> WHAT THE TASK REQUIRES:
Check every line of the data below for the string "Export", and copy the ones that hold it.

> Stored entries:
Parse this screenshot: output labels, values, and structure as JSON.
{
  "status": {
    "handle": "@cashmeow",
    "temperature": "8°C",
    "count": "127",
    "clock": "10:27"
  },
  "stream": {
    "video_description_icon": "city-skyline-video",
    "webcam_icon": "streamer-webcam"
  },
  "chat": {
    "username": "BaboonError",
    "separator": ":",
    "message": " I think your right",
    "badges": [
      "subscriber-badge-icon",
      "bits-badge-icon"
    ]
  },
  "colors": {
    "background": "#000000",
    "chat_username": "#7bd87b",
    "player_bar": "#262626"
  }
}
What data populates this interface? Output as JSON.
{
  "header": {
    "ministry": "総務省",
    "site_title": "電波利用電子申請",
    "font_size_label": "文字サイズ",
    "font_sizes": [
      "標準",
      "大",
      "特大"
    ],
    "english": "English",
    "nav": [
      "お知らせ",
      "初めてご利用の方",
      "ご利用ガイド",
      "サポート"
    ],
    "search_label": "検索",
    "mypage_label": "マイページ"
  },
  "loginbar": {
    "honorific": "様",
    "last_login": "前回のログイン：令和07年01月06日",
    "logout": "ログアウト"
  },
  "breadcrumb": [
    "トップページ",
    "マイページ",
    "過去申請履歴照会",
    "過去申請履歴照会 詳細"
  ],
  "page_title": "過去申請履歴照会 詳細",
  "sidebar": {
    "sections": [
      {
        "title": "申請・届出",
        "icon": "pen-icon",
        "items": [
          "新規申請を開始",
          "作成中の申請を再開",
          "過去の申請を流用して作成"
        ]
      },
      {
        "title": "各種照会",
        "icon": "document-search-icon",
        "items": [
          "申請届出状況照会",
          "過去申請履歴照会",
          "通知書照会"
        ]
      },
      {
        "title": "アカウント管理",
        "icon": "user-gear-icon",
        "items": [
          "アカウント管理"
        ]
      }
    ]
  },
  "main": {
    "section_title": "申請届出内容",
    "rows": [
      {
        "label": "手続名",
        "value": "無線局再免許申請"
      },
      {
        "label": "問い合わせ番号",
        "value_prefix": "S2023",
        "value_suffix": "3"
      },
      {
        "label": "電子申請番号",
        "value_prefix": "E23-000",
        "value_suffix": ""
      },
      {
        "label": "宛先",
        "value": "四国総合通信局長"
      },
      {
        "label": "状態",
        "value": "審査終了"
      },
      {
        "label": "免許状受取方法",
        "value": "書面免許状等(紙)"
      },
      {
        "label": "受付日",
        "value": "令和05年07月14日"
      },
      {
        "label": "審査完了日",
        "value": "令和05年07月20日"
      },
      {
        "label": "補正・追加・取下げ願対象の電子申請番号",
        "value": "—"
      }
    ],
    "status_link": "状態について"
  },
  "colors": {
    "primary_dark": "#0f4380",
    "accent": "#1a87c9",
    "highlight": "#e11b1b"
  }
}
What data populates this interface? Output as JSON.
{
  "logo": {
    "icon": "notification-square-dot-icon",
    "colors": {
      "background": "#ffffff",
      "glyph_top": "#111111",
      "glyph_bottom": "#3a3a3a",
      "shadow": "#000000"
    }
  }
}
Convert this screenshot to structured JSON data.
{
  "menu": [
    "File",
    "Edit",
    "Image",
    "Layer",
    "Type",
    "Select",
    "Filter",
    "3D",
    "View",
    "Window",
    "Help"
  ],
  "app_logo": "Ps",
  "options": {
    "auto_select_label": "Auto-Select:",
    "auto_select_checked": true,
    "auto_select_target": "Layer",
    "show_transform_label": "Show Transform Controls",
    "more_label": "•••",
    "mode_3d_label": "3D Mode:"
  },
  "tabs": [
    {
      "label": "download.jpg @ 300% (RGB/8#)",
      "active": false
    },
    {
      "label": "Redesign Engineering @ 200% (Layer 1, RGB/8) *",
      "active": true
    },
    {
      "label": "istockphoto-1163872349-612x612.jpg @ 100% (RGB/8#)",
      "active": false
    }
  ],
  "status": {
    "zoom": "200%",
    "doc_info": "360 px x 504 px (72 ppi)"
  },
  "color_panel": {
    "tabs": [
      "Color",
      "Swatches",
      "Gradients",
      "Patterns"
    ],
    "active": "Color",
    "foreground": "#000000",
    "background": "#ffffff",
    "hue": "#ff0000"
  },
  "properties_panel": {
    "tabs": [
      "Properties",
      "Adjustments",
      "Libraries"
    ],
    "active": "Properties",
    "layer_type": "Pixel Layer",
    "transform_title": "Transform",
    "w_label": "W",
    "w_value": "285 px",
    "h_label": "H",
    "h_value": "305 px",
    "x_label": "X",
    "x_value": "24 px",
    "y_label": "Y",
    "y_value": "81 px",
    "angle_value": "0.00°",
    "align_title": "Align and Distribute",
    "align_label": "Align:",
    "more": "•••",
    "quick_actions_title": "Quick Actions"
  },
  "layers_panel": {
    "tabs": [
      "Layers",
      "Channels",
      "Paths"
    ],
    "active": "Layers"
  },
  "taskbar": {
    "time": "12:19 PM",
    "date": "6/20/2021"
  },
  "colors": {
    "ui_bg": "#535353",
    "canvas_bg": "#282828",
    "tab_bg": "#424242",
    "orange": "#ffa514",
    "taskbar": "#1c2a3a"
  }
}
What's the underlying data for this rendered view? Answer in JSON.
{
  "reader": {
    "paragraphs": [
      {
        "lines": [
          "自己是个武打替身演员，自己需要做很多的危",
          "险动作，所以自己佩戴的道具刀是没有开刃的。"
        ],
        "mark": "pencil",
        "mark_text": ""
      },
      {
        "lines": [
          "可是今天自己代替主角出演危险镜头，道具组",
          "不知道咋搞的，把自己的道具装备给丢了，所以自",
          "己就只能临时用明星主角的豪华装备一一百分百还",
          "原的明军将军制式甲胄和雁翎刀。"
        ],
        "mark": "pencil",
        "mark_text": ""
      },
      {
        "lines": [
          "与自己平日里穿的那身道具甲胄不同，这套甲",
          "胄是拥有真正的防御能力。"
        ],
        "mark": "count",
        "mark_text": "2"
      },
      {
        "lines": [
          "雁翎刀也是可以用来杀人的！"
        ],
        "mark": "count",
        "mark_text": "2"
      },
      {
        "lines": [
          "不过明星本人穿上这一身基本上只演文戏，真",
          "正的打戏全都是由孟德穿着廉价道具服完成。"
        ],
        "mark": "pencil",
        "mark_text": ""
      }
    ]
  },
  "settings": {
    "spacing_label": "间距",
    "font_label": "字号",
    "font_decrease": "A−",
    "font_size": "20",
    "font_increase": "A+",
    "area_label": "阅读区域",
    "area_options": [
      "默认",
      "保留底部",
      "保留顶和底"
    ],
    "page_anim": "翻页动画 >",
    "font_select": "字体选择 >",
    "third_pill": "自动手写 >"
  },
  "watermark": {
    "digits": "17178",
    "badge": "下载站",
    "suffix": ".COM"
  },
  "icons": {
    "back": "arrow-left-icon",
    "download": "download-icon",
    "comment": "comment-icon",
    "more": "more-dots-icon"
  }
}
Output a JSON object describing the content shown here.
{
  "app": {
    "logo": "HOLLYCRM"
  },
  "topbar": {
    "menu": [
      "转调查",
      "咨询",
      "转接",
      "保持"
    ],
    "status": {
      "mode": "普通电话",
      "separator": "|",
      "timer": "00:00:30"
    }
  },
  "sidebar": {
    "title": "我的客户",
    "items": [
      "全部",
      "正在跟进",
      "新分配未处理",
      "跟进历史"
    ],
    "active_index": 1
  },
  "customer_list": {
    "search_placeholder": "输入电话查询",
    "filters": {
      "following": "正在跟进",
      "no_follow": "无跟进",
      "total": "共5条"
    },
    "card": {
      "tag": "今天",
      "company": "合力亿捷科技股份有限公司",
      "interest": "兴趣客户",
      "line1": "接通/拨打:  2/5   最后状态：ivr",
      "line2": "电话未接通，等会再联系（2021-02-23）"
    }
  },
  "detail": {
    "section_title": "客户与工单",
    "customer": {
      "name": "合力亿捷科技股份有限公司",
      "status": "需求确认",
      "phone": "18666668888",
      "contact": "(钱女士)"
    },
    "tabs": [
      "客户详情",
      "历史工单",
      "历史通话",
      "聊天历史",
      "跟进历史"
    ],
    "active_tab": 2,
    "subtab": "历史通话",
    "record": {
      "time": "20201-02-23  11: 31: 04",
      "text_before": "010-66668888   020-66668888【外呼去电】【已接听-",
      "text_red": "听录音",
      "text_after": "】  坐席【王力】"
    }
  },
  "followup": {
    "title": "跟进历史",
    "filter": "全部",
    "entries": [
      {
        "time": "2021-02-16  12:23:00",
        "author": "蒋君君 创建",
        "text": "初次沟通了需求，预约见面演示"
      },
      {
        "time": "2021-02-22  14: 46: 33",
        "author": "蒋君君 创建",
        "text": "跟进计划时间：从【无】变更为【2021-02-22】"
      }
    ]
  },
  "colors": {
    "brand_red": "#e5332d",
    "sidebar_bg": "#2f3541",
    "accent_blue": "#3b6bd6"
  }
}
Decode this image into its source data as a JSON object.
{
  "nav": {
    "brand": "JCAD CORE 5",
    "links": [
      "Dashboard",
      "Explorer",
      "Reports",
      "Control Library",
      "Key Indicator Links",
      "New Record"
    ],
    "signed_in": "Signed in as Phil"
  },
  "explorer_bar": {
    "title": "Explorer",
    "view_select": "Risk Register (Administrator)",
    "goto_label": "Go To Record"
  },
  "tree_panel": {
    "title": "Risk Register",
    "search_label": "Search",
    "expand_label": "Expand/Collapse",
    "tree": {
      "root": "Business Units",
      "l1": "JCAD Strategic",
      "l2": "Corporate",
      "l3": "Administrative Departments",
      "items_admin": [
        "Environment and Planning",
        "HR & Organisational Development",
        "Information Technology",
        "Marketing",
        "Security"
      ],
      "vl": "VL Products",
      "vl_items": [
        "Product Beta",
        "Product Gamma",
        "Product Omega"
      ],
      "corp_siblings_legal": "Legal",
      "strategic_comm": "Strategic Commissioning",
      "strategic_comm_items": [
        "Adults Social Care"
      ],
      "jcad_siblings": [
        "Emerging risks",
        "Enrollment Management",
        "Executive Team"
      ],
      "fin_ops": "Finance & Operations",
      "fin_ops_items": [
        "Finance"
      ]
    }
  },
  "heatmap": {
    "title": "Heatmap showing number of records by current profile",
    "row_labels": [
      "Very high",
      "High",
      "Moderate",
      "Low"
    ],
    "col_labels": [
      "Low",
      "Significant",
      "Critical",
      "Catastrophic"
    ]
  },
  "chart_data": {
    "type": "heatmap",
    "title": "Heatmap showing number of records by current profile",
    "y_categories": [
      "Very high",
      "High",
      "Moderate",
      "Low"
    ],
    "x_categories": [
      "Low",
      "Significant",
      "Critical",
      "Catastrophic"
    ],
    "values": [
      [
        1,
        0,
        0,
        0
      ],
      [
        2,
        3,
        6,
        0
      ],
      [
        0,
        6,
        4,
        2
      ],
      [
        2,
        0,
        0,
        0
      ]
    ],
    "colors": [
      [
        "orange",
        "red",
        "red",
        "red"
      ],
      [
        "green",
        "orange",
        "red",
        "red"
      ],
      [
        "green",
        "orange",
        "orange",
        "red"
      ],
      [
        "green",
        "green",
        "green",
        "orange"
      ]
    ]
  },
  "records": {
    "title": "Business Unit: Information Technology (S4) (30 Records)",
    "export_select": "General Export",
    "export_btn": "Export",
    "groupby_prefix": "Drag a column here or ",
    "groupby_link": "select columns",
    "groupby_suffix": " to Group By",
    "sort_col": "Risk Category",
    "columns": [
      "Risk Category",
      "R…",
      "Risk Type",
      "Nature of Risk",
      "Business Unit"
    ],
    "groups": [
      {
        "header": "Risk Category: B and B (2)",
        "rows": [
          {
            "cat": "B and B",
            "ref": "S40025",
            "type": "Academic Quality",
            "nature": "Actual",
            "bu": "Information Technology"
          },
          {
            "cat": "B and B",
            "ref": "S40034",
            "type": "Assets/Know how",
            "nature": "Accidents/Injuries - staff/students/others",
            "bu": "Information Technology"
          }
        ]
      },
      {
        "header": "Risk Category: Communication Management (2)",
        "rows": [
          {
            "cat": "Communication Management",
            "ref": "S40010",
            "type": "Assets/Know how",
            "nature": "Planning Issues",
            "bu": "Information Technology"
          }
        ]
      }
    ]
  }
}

> SOLUTION TO THIS PROBLEM:
    "export_select": "General Export",
    "export_btn": "Export",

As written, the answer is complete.